- REQUIRED TASK:
Count how many lines hold the string "your". Answer with that number and nothing more.

- TASK MATERIAL:
BEGIN

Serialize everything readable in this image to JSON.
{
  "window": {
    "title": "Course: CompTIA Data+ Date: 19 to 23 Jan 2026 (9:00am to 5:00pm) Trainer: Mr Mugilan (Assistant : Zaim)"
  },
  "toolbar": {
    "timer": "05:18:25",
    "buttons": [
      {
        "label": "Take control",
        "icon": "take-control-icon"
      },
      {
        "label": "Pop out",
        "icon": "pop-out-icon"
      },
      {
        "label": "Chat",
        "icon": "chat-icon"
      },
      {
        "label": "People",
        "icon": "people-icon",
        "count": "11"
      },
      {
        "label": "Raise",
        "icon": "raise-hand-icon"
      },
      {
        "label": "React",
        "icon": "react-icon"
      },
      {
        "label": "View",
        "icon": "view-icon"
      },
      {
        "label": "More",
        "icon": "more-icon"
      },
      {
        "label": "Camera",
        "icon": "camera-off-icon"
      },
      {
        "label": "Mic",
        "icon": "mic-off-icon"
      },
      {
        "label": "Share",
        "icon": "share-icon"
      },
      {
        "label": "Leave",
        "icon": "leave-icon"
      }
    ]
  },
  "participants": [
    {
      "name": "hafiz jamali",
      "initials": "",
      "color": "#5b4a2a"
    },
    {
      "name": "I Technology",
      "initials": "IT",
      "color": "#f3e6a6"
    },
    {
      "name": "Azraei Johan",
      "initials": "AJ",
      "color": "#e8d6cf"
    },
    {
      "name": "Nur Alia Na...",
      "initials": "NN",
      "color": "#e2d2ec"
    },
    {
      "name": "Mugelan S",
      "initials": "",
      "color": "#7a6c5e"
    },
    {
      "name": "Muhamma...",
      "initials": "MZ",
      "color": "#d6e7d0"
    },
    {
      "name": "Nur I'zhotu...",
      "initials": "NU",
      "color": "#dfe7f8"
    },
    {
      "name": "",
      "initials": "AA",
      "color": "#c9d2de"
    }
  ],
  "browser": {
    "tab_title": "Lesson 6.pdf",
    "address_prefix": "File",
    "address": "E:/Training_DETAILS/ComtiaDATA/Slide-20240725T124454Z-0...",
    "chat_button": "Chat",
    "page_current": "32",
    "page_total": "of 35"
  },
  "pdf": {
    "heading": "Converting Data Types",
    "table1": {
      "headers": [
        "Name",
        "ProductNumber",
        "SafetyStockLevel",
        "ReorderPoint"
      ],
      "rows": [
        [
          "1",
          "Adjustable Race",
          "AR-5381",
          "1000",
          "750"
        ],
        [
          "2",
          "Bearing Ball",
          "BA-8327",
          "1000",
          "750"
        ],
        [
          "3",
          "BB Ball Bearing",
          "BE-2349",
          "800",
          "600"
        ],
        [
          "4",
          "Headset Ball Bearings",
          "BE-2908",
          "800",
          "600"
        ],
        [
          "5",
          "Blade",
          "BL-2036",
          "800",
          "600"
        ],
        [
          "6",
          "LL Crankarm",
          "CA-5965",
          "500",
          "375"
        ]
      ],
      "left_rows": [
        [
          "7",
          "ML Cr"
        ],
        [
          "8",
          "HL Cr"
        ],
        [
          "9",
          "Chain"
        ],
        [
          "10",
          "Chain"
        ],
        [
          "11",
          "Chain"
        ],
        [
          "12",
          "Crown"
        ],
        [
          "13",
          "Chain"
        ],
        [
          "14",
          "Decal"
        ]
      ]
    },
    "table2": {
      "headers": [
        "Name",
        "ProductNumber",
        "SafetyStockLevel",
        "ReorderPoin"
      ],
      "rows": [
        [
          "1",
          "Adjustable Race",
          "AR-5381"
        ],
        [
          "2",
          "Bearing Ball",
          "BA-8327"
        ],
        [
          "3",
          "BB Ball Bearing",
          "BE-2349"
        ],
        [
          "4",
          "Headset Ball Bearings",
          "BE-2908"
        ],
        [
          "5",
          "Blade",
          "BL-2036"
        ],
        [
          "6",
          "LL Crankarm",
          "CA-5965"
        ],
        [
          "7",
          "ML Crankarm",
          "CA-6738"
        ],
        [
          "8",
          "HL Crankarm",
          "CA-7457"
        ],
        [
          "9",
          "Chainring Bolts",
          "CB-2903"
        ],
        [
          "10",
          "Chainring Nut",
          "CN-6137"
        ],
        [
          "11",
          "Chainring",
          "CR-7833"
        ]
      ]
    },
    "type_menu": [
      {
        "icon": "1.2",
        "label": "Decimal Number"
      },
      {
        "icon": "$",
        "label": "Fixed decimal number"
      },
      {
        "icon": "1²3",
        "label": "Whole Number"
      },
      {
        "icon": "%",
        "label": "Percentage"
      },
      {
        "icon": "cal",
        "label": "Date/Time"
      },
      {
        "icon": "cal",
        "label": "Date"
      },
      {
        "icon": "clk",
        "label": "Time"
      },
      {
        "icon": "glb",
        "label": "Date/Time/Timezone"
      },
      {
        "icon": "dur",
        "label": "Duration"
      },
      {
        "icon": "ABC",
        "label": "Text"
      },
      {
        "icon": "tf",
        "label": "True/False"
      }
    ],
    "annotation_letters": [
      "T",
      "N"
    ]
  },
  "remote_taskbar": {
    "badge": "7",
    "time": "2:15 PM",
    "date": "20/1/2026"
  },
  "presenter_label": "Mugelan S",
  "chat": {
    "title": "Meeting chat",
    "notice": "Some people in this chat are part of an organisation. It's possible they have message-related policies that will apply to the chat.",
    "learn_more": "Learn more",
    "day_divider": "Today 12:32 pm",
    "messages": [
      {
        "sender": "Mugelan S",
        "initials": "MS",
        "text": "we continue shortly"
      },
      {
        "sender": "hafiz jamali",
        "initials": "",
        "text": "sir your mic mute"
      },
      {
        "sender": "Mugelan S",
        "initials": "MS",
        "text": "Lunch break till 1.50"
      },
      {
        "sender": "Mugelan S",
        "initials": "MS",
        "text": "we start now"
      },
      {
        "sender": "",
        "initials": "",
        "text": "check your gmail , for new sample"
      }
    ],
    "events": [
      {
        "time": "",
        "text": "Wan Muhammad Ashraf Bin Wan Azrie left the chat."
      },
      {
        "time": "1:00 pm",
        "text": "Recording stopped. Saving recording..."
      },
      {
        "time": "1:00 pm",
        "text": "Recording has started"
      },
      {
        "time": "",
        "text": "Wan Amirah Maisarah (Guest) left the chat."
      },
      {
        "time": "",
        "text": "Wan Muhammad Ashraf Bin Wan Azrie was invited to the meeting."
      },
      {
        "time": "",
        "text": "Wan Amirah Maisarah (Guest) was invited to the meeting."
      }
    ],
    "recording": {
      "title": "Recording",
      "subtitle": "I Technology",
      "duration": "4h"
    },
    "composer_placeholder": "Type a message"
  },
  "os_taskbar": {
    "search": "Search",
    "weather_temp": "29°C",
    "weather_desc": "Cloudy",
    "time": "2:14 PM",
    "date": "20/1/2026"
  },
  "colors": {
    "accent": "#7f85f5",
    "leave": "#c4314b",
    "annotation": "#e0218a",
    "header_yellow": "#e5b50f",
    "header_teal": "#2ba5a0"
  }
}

END

- EXPECTED OUTPUT:
2